Entries from a visual dataset:

+ + +

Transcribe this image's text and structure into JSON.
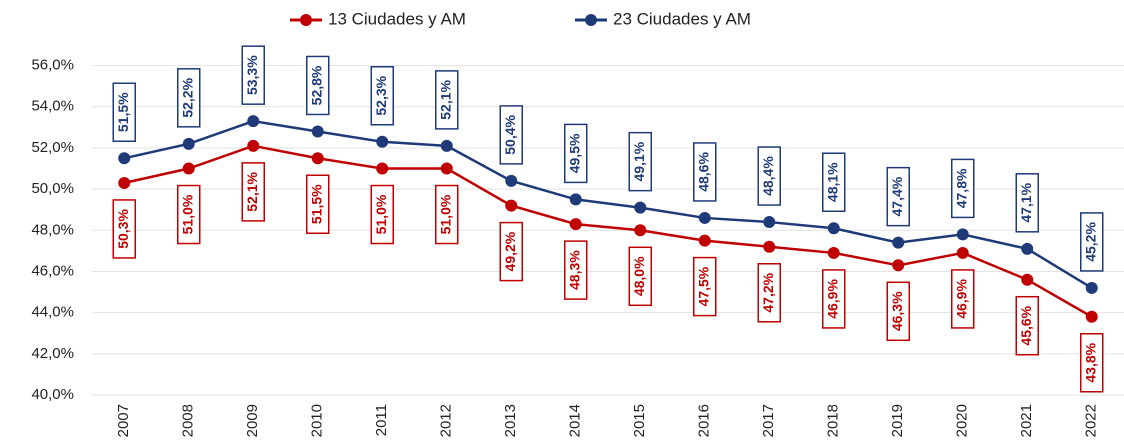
{
  "chart_data": {
    "type": "line",
    "categories": [
      "2007",
      "2008",
      "2009",
      "2010",
      "2011",
      "2012",
      "2013",
      "2014",
      "2015",
      "2016",
      "2017",
      "2018",
      "2019",
      "2020",
      "2021",
      "2022"
    ],
    "series": [
      {
        "name": "13 Ciudades y AM",
        "color": "#c00000",
        "values": [
          50.3,
          51.0,
          52.1,
          51.5,
          51.0,
          51.0,
          49.2,
          48.3,
          48.0,
          47.5,
          47.2,
          46.9,
          46.3,
          46.9,
          45.6,
          43.8
        ],
        "value_labels": [
          "50,3%",
          "51,0%",
          "52,1%",
          "51,5%",
          "51,0%",
          "51,0%",
          "49,2%",
          "48,3%",
          "48,0%",
          "47,5%",
          "47,2%",
          "46,9%",
          "46,3%",
          "46,9%",
          "45,6%",
          "43,8%"
        ]
      },
      {
        "name": "23 Ciudades y AM",
        "color": "#1f3a78",
        "values": [
          51.5,
          52.2,
          53.3,
          52.8,
          52.3,
          52.1,
          50.4,
          49.5,
          49.1,
          48.6,
          48.4,
          48.1,
          47.4,
          47.8,
          47.1,
          45.2
        ],
        "value_labels": [
          "51,5%",
          "52,2%",
          "53,3%",
          "52,8%",
          "52,3%",
          "52,1%",
          "50,4%",
          "49,5%",
          "49,1%",
          "48,6%",
          "48,4%",
          "48,1%",
          "47,4%",
          "47,8%",
          "47,1%",
          "45,2%"
        ]
      }
    ],
    "ylim": [
      40,
      57
    ],
    "yticks": [
      {
        "value": 40,
        "label": "40,0%"
      },
      {
        "value": 42,
        "label": "42,0%"
      },
      {
        "value": 44,
        "label": "44,0%"
      },
      {
        "value": 46,
        "label": "46,0%"
      },
      {
        "value": 48,
        "label": "48,0%"
      },
      {
        "value": 50,
        "label": "50,0%"
      },
      {
        "value": 52,
        "label": "52,0%"
      },
      {
        "value": 54,
        "label": "54,0%"
      },
      {
        "value": 56,
        "label": "56,0%"
      }
    ],
    "grid": true,
    "legend": "top"
  }
}
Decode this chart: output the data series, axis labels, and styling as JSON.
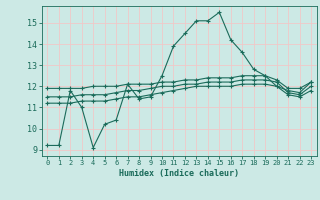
{
  "xlabel": "Humidex (Indice chaleur)",
  "bg_color": "#cce9e5",
  "grid_color": "#f0c8c8",
  "line_color": "#1a6b5a",
  "xlim": [
    -0.5,
    23.5
  ],
  "ylim": [
    8.7,
    15.8
  ],
  "yticks": [
    9,
    10,
    11,
    12,
    13,
    14,
    15
  ],
  "xticks": [
    0,
    1,
    2,
    3,
    4,
    5,
    6,
    7,
    8,
    9,
    10,
    11,
    12,
    13,
    14,
    15,
    16,
    17,
    18,
    19,
    20,
    21,
    22,
    23
  ],
  "line1_x": [
    0,
    1,
    2,
    3,
    4,
    5,
    6,
    7,
    8,
    9,
    10,
    11,
    12,
    13,
    14,
    15,
    16,
    17,
    18,
    19,
    20,
    21,
    22,
    23
  ],
  "line1_y": [
    9.2,
    9.2,
    11.8,
    11.0,
    9.1,
    10.2,
    10.4,
    12.1,
    11.4,
    11.5,
    12.5,
    13.9,
    14.5,
    15.1,
    15.1,
    15.5,
    14.2,
    13.6,
    12.8,
    12.5,
    12.0,
    11.8,
    11.7,
    12.2
  ],
  "line2_x": [
    0,
    1,
    2,
    3,
    4,
    5,
    6,
    7,
    8,
    9,
    10,
    11,
    12,
    13,
    14,
    15,
    16,
    17,
    18,
    19,
    20,
    21,
    22,
    23
  ],
  "line2_y": [
    11.9,
    11.9,
    11.9,
    11.9,
    12.0,
    12.0,
    12.0,
    12.1,
    12.1,
    12.1,
    12.2,
    12.2,
    12.3,
    12.3,
    12.4,
    12.4,
    12.4,
    12.5,
    12.5,
    12.5,
    12.3,
    11.9,
    11.9,
    12.2
  ],
  "line3_x": [
    0,
    1,
    2,
    3,
    4,
    5,
    6,
    7,
    8,
    9,
    10,
    11,
    12,
    13,
    14,
    15,
    16,
    17,
    18,
    19,
    20,
    21,
    22,
    23
  ],
  "line3_y": [
    11.5,
    11.5,
    11.5,
    11.6,
    11.6,
    11.6,
    11.7,
    11.8,
    11.8,
    11.9,
    12.0,
    12.0,
    12.1,
    12.1,
    12.2,
    12.2,
    12.2,
    12.3,
    12.3,
    12.3,
    12.2,
    11.7,
    11.6,
    12.0
  ],
  "line4_x": [
    0,
    1,
    2,
    3,
    4,
    5,
    6,
    7,
    8,
    9,
    10,
    11,
    12,
    13,
    14,
    15,
    16,
    17,
    18,
    19,
    20,
    21,
    22,
    23
  ],
  "line4_y": [
    11.2,
    11.2,
    11.2,
    11.3,
    11.3,
    11.3,
    11.4,
    11.5,
    11.5,
    11.6,
    11.7,
    11.8,
    11.9,
    12.0,
    12.0,
    12.0,
    12.0,
    12.1,
    12.1,
    12.1,
    12.0,
    11.6,
    11.5,
    11.8
  ]
}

+ + +

__EXERCISE DESCRIPTION__. Write the entries above out again exactly, but not the pictures.

__EXERCISE RESPONSE__.
Transcribe this image's text and structure into JSON.
{
  "chart_data": {
    "type": "line",
    "categories": [
      "2007",
      "2008",
      "2009",
      "2010",
      "2011",
      "2012",
      "2013",
      "2014",
      "2015",
      "2016",
      "2017",
      "2018",
      "2019",
      "2020",
      "2021",
      "2022"
    ],
    "series": [
      {
        "name": "13 Ciudades y AM",
        "color": "#c00000",
        "values": [
          50.3,
          51.0,
          52.1,
          51.5,
          51.0,
          51.0,
          49.2,
          48.3,
          48.0,
          47.5,
          47.2,
          46.9,
          46.3,
          46.9,
          45.6,
          43.8
        ],
        "value_labels": [
          "50,3%",
          "51,0%",
          "52,1%",
          "51,5%",
          "51,0%",
          "51,0%",
          "49,2%",
          "48,3%",
          "48,0%",
          "47,5%",
          "47,2%",
          "46,9%",
          "46,3%",
          "46,9%",
          "45,6%",
          "43,8%"
        ]
      },
      {
        "name": "23 Ciudades y AM",
        "color": "#1f3a78",
        "values": [
          51.5,
          52.2,
          53.3,
          52.8,
          52.3,
          52.1,
          50.4,
          49.5,
          49.1,
          48.6,
          48.4,
          48.1,
          47.4,
          47.8,
          47.1,
          45.2
        ],
        "value_labels": [
          "51,5%",
          "52,2%",
          "53,3%",
          "52,8%",
          "52,3%",
          "52,1%",
          "50,4%",
          "49,5%",
          "49,1%",
          "48,6%",
          "48,4%",
          "48,1%",
          "47,4%",
          "47,8%",
          "47,1%",
          "45,2%"
        ]
      }
    ],
    "ylim": [
      40,
      57
    ],
    "yticks": [
      {
        "value": 40,
        "label": "40,0%"
      },
      {
        "value": 42,
        "label": "42,0%"
      },
      {
        "value": 44,
        "label": "44,0%"
      },
      {
        "value": 46,
        "label": "46,0%"
      },
      {
        "value": 48,
        "label": "48,0%"
      },
      {
        "value": 50,
        "label": "50,0%"
      },
      {
        "value": 52,
        "label": "52,0%"
      },
      {
        "value": 54,
        "label": "54,0%"
      },
      {
        "value": 56,
        "label": "56,0%"
      }
    ],
    "grid": true,
    "legend": "top"
  }
}
Decode this chart: output the data series, axis labels, and styling as JSON.
{
  "xlabel": "Humidex (Indice chaleur)",
  "bg_color": "#cce9e5",
  "grid_color": "#f0c8c8",
  "line_color": "#1a6b5a",
  "xlim": [
    -0.5,
    23.5
  ],
  "ylim": [
    8.7,
    15.8
  ],
  "yticks": [
    9,
    10,
    11,
    12,
    13,
    14,
    15
  ],
  "xticks": [
    0,
    1,
    2,
    3,
    4,
    5,
    6,
    7,
    8,
    9,
    10,
    11,
    12,
    13,
    14,
    15,
    16,
    17,
    18,
    19,
    20,
    21,
    22,
    23
  ],
  "line1_x": [
    0,
    1,
    2,
    3,
    4,
    5,
    6,
    7,
    8,
    9,
    10,
    11,
    12,
    13,
    14,
    15,
    16,
    17,
    18,
    19,
    20,
    21,
    22,
    23
  ],
  "line1_y": [
    9.2,
    9.2,
    11.8,
    11.0,
    9.1,
    10.2,
    10.4,
    12.1,
    11.4,
    11.5,
    12.5,
    13.9,
    14.5,
    15.1,
    15.1,
    15.5,
    14.2,
    13.6,
    12.8,
    12.5,
    12.0,
    11.8,
    11.7,
    12.2
  ],
  "line2_x": [
    0,
    1,
    2,
    3,
    4,
    5,
    6,
    7,
    8,
    9,
    10,
    11,
    12,
    13,
    14,
    15,
    16,
    17,
    18,
    19,
    20,
    21,
    22,
    23
  ],
  "line2_y": [
    11.9,
    11.9,
    11.9,
    11.9,
    12.0,
    12.0,
    12.0,
    12.1,
    12.1,
    12.1,
    12.2,
    12.2,
    12.3,
    12.3,
    12.4,
    12.4,
    12.4,
    12.5,
    12.5,
    12.5,
    12.3,
    11.9,
    11.9,
    12.2
  ],
  "line3_x": [
    0,
    1,
    2,
    3,
    4,
    5,
    6,
    7,
    8,
    9,
    10,
    11,
    12,
    13,
    14,
    15,
    16,
    17,
    18,
    19,
    20,
    21,
    22,
    23
  ],
  "line3_y": [
    11.5,
    11.5,
    11.5,
    11.6,
    11.6,
    11.6,
    11.7,
    11.8,
    11.8,
    11.9,
    12.0,
    12.0,
    12.1,
    12.1,
    12.2,
    12.2,
    12.2,
    12.3,
    12.3,
    12.3,
    12.2,
    11.7,
    11.6,
    12.0
  ],
  "line4_x": [
    0,
    1,
    2,
    3,
    4,
    5,
    6,
    7,
    8,
    9,
    10,
    11,
    12,
    13,
    14,
    15,
    16,
    17,
    18,
    19,
    20,
    21,
    22,
    23
  ],
  "line4_y": [
    11.2,
    11.2,
    11.2,
    11.3,
    11.3,
    11.3,
    11.4,
    11.5,
    11.5,
    11.6,
    11.7,
    11.8,
    11.9,
    12.0,
    12.0,
    12.0,
    12.0,
    12.1,
    12.1,
    12.1,
    12.0,
    11.6,
    11.5,
    11.8
  ]
}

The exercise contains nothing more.